# start of EXERCISE INPUT
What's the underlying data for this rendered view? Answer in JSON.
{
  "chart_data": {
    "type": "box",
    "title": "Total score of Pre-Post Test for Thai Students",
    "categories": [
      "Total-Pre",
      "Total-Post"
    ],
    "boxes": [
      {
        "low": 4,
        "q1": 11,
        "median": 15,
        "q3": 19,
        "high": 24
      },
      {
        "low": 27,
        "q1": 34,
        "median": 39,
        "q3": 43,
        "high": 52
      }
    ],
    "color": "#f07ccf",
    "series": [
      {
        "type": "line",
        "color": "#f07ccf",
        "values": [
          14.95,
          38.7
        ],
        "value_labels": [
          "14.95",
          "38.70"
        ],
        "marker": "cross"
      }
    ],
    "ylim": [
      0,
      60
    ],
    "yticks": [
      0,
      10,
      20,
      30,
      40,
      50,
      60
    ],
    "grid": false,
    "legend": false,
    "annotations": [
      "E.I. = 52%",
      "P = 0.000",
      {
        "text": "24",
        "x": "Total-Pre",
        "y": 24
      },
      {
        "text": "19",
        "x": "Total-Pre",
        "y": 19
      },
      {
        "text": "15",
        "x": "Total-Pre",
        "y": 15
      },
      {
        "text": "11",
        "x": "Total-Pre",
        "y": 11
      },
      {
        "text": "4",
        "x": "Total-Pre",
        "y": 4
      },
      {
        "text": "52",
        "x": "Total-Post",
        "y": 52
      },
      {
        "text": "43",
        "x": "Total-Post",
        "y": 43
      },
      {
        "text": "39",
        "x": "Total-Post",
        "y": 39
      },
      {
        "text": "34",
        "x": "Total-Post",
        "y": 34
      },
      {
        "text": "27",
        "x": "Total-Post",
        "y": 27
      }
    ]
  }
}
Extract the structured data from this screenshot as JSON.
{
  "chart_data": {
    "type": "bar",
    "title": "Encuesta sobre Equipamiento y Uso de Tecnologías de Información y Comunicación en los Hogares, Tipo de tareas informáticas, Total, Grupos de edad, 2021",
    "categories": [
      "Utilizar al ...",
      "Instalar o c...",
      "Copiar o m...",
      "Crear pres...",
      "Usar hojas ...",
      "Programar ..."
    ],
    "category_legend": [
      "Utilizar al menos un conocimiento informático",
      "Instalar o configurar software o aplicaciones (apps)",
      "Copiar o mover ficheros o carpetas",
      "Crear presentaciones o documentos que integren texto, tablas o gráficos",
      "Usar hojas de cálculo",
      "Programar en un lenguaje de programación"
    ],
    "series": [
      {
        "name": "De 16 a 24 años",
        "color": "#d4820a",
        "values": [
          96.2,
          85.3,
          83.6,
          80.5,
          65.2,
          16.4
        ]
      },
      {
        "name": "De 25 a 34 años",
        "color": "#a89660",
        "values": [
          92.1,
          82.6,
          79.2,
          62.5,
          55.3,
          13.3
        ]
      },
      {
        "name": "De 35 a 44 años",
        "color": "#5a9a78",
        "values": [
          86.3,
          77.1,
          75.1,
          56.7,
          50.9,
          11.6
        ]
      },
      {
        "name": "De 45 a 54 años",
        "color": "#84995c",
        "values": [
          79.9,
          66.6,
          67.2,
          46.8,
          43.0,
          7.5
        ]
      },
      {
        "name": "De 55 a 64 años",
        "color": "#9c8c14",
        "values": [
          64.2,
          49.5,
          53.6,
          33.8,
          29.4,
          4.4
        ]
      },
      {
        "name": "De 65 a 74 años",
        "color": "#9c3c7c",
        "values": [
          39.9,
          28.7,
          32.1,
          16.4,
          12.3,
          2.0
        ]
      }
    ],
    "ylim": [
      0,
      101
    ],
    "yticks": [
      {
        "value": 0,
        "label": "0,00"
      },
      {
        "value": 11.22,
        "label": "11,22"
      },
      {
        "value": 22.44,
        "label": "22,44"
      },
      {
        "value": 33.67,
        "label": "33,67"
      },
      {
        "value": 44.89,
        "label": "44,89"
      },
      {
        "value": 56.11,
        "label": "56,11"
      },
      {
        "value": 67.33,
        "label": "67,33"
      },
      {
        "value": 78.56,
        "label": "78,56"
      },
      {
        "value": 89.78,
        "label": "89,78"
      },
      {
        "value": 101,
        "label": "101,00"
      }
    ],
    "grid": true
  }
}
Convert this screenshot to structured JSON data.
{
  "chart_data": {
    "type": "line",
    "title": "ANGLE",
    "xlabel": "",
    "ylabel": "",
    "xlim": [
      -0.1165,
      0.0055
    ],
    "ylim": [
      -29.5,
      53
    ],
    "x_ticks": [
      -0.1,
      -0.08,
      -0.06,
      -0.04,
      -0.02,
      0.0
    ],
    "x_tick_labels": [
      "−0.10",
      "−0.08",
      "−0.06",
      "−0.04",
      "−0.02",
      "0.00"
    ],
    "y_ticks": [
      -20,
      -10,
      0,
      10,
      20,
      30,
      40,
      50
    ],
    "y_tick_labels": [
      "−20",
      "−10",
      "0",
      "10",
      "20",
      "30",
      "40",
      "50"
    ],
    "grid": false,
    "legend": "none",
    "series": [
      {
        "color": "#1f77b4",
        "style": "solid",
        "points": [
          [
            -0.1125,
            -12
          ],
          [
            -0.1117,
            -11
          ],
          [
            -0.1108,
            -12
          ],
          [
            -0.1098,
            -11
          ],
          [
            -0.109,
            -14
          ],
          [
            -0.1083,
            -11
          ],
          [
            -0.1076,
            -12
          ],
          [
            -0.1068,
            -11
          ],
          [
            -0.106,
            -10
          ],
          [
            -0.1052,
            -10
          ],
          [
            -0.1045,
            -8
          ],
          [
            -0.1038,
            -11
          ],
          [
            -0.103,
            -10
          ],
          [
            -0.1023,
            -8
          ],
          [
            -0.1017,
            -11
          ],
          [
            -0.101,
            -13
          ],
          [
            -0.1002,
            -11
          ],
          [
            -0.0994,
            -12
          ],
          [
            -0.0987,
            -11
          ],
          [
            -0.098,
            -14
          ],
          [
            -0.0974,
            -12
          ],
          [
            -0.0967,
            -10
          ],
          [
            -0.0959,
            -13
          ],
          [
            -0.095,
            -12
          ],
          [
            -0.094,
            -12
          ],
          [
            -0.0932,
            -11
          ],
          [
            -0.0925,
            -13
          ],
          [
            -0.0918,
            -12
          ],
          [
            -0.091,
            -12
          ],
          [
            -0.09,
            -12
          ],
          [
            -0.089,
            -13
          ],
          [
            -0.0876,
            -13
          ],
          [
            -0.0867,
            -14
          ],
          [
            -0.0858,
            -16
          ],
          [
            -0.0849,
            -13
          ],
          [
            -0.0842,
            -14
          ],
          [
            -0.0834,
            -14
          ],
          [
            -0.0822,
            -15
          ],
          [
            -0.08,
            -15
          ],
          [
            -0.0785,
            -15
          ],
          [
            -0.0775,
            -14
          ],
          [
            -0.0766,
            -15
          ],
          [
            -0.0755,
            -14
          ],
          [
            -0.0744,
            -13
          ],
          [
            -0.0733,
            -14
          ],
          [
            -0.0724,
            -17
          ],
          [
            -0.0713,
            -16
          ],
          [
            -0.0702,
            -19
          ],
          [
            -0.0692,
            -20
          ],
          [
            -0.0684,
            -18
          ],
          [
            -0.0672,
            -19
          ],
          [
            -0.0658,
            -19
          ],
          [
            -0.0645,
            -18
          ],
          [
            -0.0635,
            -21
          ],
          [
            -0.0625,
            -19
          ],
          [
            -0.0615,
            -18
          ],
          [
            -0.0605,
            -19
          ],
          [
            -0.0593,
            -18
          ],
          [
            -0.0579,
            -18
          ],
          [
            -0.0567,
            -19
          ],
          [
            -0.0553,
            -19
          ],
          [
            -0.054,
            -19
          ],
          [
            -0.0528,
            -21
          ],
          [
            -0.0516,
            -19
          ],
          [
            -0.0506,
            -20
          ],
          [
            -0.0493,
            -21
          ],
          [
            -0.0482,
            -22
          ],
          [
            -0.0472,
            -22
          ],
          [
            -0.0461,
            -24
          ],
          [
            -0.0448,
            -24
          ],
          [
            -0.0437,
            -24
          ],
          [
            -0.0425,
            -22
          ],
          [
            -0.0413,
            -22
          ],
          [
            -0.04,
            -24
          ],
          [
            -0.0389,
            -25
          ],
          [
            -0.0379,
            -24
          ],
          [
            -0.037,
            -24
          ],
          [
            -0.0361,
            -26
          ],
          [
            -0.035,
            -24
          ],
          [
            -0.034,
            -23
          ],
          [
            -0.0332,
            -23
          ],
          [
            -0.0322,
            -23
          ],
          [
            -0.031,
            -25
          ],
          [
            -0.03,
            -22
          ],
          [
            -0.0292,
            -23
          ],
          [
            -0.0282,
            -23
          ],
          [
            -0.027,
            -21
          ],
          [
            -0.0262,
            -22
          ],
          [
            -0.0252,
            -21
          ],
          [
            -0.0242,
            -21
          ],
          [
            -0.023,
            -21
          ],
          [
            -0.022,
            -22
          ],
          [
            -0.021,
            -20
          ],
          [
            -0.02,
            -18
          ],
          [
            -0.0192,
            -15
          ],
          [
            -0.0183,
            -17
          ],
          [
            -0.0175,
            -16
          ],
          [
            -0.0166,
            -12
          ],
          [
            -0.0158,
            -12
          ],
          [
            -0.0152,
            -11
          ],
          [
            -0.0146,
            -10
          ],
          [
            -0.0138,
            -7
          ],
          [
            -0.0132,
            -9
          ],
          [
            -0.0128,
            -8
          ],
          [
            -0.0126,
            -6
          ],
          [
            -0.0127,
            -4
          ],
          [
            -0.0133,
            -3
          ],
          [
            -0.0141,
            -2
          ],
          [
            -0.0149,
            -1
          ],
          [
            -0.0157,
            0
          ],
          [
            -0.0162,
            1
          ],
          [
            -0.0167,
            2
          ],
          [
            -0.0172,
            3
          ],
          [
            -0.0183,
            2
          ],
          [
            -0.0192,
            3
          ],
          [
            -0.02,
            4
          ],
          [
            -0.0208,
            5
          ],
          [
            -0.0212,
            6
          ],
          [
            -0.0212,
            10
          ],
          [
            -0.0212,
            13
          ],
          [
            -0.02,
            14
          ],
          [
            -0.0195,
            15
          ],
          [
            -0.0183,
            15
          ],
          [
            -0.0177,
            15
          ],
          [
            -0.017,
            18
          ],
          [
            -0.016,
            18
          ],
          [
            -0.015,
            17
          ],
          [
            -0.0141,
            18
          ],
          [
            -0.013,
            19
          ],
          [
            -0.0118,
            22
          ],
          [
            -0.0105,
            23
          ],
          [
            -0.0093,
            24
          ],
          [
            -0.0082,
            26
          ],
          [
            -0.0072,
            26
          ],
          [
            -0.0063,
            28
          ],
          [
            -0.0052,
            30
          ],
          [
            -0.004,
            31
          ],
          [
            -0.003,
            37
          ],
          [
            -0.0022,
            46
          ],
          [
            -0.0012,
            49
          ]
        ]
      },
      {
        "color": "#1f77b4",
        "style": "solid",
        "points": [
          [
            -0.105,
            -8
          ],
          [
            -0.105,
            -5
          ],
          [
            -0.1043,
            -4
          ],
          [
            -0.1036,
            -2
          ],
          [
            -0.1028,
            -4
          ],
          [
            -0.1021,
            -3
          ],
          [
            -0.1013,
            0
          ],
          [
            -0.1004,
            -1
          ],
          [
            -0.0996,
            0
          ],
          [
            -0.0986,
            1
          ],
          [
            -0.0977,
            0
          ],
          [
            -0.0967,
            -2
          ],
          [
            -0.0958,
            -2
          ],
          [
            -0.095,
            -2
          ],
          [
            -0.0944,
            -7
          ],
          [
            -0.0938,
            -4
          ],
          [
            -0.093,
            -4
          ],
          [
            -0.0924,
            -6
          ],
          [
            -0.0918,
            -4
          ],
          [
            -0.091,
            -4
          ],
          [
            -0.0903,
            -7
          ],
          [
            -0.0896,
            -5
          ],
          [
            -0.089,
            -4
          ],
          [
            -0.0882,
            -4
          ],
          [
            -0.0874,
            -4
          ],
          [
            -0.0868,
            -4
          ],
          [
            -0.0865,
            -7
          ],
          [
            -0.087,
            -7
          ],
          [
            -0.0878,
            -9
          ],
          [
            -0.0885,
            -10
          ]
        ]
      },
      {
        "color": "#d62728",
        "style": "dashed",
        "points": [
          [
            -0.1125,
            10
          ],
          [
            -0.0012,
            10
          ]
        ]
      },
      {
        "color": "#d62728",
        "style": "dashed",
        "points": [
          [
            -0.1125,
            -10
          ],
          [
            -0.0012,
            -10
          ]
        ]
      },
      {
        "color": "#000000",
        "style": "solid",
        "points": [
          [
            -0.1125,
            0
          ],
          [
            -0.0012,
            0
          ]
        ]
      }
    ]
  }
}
# end of EXERCISE INPUT
EXERCISE AIM → Review the preceding data and report every line that includes the string "años".

IN RESPONSE →
        "name": "De 16 a 24 años",
        "name": "De 25 a 34 años",
        "name": "De 35 a 44 años",
        "name": "De 45 a 54 años",
        "name": "De 55 a 64 años",
        "name": "De 65 a 74 años",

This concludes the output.